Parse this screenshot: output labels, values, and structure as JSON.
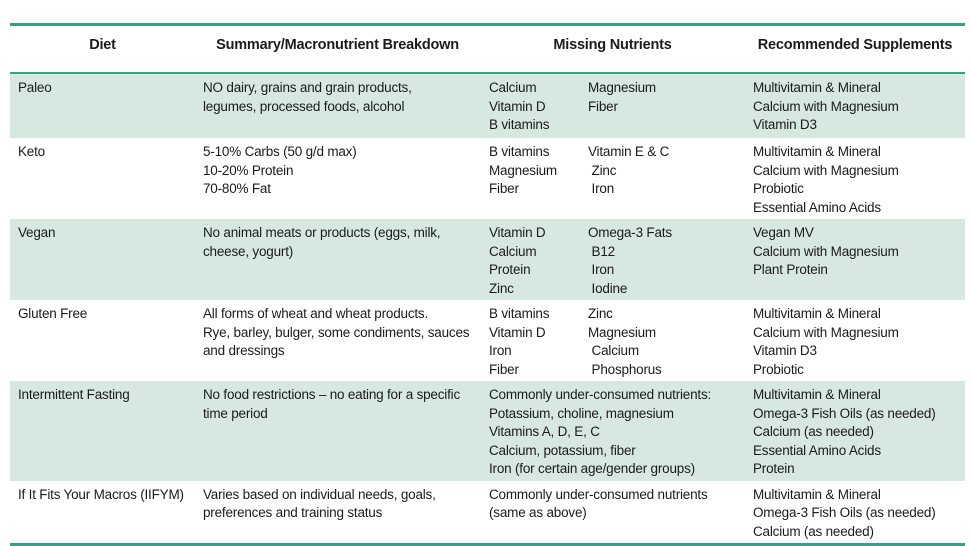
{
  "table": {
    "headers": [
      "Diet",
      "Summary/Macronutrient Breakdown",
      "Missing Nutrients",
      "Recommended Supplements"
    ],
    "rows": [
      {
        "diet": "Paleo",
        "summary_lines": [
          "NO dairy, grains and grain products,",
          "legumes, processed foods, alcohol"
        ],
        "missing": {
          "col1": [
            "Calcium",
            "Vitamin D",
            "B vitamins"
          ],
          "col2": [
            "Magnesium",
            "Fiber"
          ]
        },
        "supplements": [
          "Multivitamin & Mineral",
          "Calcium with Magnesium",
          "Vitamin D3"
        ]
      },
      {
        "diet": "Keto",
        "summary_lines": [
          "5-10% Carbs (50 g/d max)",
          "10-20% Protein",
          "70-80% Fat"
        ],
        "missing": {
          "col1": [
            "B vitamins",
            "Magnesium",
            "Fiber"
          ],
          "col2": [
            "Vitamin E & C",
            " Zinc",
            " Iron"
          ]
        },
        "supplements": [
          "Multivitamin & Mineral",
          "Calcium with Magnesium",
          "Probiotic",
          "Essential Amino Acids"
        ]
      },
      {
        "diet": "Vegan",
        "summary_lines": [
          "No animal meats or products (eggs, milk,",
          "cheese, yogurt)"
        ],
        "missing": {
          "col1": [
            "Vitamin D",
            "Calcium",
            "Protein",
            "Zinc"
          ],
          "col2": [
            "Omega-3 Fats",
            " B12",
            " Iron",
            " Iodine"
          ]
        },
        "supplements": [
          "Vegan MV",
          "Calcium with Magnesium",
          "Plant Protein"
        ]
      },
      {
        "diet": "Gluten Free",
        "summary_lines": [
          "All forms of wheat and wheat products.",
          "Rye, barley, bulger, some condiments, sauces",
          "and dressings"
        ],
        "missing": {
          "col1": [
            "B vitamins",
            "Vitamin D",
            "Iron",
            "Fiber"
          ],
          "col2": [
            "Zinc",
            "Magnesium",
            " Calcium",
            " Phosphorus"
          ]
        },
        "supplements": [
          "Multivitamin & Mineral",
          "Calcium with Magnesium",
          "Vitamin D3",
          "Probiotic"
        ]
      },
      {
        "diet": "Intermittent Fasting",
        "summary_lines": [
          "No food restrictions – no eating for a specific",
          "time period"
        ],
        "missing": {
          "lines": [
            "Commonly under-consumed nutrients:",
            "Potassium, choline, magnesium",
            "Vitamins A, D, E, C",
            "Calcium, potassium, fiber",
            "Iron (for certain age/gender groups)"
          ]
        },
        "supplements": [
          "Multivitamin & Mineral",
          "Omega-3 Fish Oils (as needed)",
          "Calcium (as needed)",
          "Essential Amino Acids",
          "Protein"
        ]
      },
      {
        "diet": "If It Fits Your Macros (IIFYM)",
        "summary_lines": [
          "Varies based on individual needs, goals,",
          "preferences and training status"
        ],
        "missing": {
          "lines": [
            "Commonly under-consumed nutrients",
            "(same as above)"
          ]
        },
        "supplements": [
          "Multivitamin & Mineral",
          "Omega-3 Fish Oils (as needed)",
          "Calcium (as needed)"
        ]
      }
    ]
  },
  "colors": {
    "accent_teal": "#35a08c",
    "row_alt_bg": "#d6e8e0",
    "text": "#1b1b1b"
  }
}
#####
EXERCISE GOAL: Would you copy all lines in the records where the string "Commonly" appears?

RESPONSE BOX:
            "Commonly under-consumed nutrients:",
            "Commonly under-consumed nutrients",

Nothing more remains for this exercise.